■ WORK TO BE COMPLETED
Identify all lines in the listing that include the word "使わない", and copy them out.

■ INFORMATION GIVEN
====

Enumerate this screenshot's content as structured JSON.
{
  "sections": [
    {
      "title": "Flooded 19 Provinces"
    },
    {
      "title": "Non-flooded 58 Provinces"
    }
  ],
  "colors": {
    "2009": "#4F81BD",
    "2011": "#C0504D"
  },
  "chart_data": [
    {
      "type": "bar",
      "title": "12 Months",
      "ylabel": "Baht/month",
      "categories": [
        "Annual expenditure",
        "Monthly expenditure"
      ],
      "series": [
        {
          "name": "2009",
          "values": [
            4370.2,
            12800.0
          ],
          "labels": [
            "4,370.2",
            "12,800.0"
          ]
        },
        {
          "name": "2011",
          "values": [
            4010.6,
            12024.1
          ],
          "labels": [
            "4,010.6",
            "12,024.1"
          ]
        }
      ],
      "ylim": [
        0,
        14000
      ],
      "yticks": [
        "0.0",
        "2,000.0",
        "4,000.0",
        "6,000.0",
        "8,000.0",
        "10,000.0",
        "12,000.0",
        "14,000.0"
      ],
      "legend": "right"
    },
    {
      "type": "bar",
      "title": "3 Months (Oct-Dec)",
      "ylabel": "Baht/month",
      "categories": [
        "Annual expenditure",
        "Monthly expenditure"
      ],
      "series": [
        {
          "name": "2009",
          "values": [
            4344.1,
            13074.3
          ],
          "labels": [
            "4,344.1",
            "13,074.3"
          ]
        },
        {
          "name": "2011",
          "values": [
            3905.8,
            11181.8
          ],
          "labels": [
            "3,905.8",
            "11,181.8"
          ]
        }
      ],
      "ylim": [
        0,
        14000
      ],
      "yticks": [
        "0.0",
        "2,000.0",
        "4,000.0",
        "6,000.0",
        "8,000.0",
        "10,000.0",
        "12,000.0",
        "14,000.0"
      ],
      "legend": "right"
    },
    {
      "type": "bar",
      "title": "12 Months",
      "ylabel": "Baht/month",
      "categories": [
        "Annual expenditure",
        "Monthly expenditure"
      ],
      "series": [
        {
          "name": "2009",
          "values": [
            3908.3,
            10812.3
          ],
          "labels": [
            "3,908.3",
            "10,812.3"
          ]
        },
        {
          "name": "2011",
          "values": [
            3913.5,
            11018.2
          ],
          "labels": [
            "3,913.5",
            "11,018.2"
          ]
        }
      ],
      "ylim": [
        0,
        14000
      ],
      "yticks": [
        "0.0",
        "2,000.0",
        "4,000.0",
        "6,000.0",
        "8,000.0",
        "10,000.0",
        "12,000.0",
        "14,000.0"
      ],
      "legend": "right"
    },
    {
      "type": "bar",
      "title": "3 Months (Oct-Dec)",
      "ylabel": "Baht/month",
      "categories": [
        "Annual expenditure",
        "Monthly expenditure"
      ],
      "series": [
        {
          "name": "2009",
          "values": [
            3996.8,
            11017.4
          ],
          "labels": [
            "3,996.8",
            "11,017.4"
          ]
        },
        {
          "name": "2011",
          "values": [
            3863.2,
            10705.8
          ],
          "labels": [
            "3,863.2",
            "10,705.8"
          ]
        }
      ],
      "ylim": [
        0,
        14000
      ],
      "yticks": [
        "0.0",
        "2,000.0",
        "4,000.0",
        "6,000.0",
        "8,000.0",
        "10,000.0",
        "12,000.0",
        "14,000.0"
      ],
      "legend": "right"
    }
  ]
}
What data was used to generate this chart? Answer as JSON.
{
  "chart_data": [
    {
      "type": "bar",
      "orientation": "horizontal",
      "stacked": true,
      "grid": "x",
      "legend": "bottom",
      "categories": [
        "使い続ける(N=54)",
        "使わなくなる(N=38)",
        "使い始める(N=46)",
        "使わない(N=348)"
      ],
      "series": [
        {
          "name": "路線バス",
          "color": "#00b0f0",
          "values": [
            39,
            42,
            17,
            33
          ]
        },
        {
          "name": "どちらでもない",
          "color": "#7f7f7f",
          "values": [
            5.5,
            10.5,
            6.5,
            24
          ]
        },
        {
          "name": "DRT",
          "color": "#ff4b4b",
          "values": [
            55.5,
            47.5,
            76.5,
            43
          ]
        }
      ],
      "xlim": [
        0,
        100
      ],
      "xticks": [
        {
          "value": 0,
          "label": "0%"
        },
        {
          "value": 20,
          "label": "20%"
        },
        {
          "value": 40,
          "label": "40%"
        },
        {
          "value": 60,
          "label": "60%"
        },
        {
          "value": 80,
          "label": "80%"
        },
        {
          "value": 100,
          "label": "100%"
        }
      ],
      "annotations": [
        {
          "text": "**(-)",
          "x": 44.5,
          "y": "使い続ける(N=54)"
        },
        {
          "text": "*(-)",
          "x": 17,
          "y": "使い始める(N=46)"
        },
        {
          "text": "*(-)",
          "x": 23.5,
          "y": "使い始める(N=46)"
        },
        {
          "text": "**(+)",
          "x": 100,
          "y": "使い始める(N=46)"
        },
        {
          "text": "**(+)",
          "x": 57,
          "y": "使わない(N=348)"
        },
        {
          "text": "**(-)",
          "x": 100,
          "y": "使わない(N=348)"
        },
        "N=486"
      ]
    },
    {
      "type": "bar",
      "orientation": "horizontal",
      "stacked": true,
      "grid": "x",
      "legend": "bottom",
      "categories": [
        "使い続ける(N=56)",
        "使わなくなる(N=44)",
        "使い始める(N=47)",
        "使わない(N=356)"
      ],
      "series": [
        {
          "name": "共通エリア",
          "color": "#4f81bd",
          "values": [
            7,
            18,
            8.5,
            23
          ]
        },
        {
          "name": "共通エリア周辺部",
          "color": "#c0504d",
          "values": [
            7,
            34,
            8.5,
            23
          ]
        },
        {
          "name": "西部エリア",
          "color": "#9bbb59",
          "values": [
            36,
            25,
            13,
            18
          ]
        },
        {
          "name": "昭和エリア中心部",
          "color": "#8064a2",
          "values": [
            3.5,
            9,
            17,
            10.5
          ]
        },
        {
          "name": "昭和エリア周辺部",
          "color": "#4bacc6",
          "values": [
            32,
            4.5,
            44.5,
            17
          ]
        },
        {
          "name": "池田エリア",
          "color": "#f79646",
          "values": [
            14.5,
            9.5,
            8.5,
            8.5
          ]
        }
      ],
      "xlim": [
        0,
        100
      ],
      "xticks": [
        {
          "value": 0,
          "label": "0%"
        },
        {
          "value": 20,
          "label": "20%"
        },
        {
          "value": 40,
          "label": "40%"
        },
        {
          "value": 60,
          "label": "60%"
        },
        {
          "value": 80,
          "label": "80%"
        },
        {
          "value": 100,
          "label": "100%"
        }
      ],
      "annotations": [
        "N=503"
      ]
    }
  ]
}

====

■ THE RESPONSE
        "使わない(N=348)"
          "y": "使わない(N=348)"
          "y": "使わない(N=348)"
        "使わない(N=356)"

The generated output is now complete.